Dataset rows:
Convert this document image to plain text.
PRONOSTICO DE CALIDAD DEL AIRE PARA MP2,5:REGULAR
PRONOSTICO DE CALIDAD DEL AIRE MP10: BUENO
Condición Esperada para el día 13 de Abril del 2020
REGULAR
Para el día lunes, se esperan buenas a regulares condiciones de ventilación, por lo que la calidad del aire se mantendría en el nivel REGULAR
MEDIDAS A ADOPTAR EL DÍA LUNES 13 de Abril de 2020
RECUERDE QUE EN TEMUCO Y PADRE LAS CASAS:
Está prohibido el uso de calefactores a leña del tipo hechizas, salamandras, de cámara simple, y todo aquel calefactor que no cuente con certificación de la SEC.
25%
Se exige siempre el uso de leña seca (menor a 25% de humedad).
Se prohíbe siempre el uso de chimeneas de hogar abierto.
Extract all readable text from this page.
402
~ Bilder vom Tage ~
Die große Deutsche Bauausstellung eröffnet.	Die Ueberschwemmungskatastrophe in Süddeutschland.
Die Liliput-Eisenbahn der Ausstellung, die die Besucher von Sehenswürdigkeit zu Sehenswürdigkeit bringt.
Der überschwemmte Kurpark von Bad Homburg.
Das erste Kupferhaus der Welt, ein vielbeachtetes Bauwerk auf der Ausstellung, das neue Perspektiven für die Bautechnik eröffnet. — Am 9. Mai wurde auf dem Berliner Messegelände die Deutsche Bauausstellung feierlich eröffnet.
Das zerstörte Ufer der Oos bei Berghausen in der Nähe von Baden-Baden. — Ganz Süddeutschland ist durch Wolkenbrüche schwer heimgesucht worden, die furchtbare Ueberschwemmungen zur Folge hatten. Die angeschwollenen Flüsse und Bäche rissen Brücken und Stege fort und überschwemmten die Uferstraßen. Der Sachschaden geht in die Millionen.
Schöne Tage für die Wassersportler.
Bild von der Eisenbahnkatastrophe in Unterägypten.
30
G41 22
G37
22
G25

§ STATED PROBLEM
Return all of the data word for word.

§ ANSWER TO THE PROBLEM
Convert this document image to plain text.
PRONOSTICO DE CALIDAD DEL AIRE PARA MP2,5:REGULAR
PRONOSTICO DE CALIDAD DEL AIRE MP10: BUENO
Condición Esperada para el día 13 de Abril del 2020
REGULAR
Para el día lunes, se esperan buenas a regulares condiciones de ventilación, por lo que la calidad del aire se mantendría en el nivel REGULAR
MEDIDAS A ADOPTAR EL DÍA LUNES 13 de Abril de 2020
RECUERDE QUE EN TEMUCO Y PADRE LAS CASAS:
Está prohibido el uso de calefactores a leña del tipo hechizas, salamandras, de cámara simple, y todo aquel calefactor que no cuente con certificación de la SEC.
25%
Se exige siempre el uso de leña seca (menor a 25% de humedad).
Se prohíbe siempre el uso de chimeneas de hogar abierto.
Extract all readable text from this page.
402
~ Bilder vom Tage ~
Die große Deutsche Bauausstellung eröffnet.	Die Ueberschwemmungskatastrophe in Süddeutschland.
Die Liliput-Eisenbahn der Ausstellung, die die Besucher von Sehenswürdigkeit zu Sehenswürdigkeit bringt.
Der überschwemmte Kurpark von Bad Homburg.
Das erste Kupferhaus der Welt, ein vielbeachtetes Bauwerk auf der Ausstellung, das neue Perspektiven für die Bautechnik eröffnet. — Am 9. Mai wurde auf dem Berliner Messegelände die Deutsche Bauausstellung feierlich eröffnet.
Das zerstörte Ufer der Oos bei Berghausen in der Nähe von Baden-Baden. — Ganz Süddeutschland ist durch Wolkenbrüche schwer heimgesucht worden, die furchtbare Ueberschwemmungen zur Folge hatten. Die angeschwollenen Flüsse und Bäche rissen Brücken und Stege fort und überschwemmten die Uferstraßen. Der Sachschaden geht in die Millionen.
Schöne Tage für die Wassersportler.
Bild von der Eisenbahnkatastrophe in Unterägypten.
30
G41 22
G37
22
G25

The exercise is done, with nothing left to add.